*Task requirements*: For the records that follow, return only the count of lines containing the string "JSON".

══ Supplied records

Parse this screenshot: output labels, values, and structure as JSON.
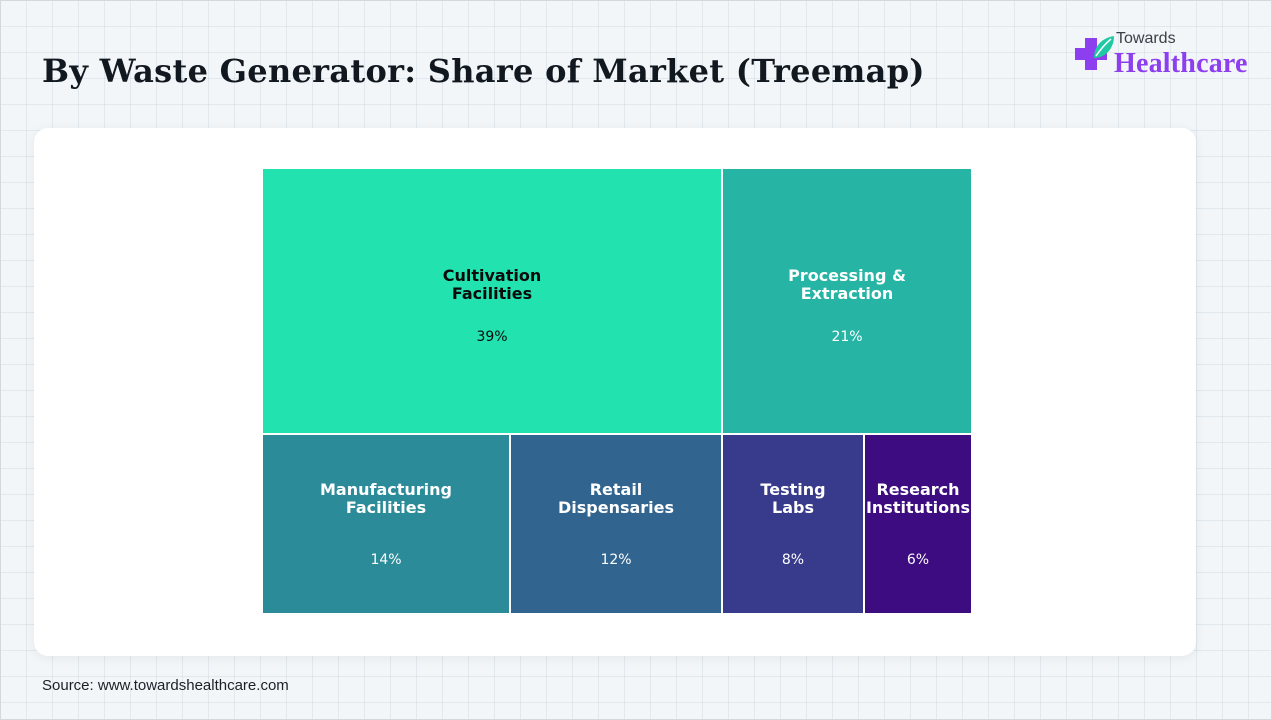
{
  "title": "By Waste Generator: Share of Market (Treemap)",
  "logo": {
    "line1": "Towards",
    "line2": "Healthcare",
    "icon": "medical-cross-leaf-icon",
    "colors": {
      "cross": "#8d3ff0",
      "leaf": "#1ec9a4"
    }
  },
  "source": "Source: www.towardshealthcare.com",
  "chart_data": {
    "type": "treemap",
    "title": "",
    "unit": "%",
    "items": [
      {
        "label": "Cultivation\nFacilities",
        "value": 39,
        "display": "39%",
        "color": "#22e2b0",
        "text_color": "#0a0a0a"
      },
      {
        "label": "Processing &\nExtraction",
        "value": 21,
        "display": "21%",
        "color": "#26b4a4",
        "text_color": "#ffffff"
      },
      {
        "label": "Manufacturing\nFacilities",
        "value": 14,
        "display": "14%",
        "color": "#2b8b98",
        "text_color": "#ffffff"
      },
      {
        "label": "Retail\nDispensaries",
        "value": 12,
        "display": "12%",
        "color": "#31648f",
        "text_color": "#ffffff"
      },
      {
        "label": "Testing\nLabs",
        "value": 8,
        "display": "8%",
        "color": "#383a8b",
        "text_color": "#ffffff"
      },
      {
        "label": "Research\nInstitutions",
        "value": 6,
        "display": "6%",
        "color": "#3d0c80",
        "text_color": "#ffffff"
      }
    ]
  }
}
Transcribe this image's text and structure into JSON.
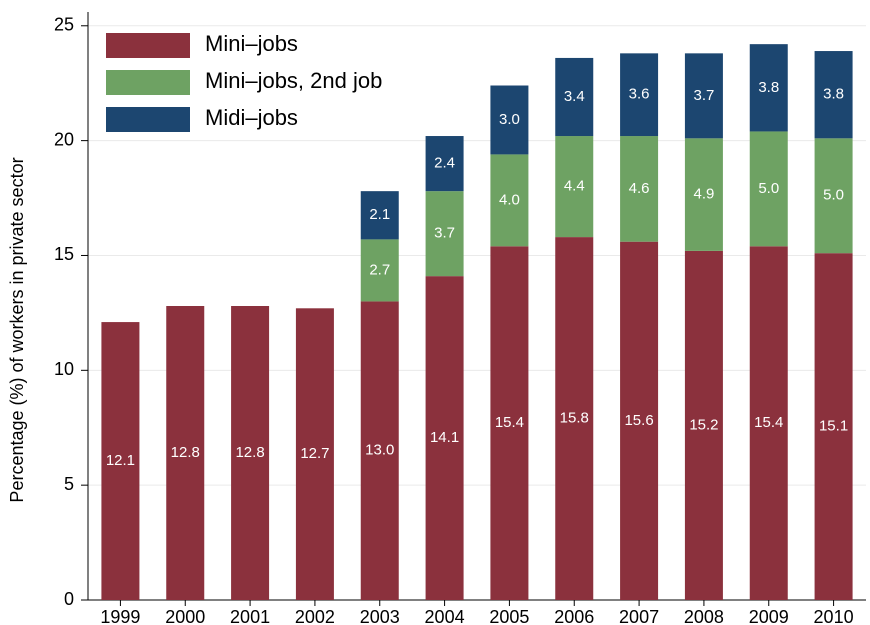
{
  "chart_data": {
    "type": "stacked_bar",
    "y_label": "Percentage (%) of workers in private sector",
    "categories": [
      "1999",
      "2000",
      "2001",
      "2002",
      "2003",
      "2004",
      "2005",
      "2006",
      "2007",
      "2008",
      "2009",
      "2010"
    ],
    "series": [
      {
        "name": "Mini–jobs",
        "color": "#8b313d",
        "values": [
          12.1,
          12.8,
          12.8,
          12.7,
          13.0,
          14.1,
          15.4,
          15.8,
          15.6,
          15.2,
          15.4,
          15.1
        ],
        "value_labels": [
          "12.1",
          "12.8",
          "12.8",
          "12.7",
          "13.0",
          "14.1",
          "15.4",
          "15.8",
          "15.6",
          "15.2",
          "15.4",
          "15.1"
        ]
      },
      {
        "name": "Mini–jobs, 2nd job",
        "color": "#6ea263",
        "values": [
          null,
          null,
          null,
          null,
          2.7,
          3.7,
          4.0,
          4.4,
          4.6,
          4.9,
          5.0,
          5.0
        ],
        "value_labels": [
          null,
          null,
          null,
          null,
          "2.7",
          "3.7",
          "4.0",
          "4.4",
          "4.6",
          "4.9",
          "5.0",
          "5.0"
        ]
      },
      {
        "name": "Midi–jobs",
        "color": "#1c4670",
        "values": [
          null,
          null,
          null,
          null,
          2.1,
          2.4,
          3.0,
          3.4,
          3.6,
          3.7,
          3.8,
          3.8
        ],
        "value_labels": [
          null,
          null,
          null,
          null,
          "2.1",
          "2.4",
          "3.0",
          "3.4",
          "3.6",
          "3.7",
          "3.8",
          "3.8"
        ]
      }
    ],
    "ylim": [
      0,
      25.6
    ],
    "yticks": [
      0,
      5,
      10,
      15,
      20,
      25
    ],
    "grid": true,
    "legend": "upper left"
  }
}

════

*Correct answer*: 2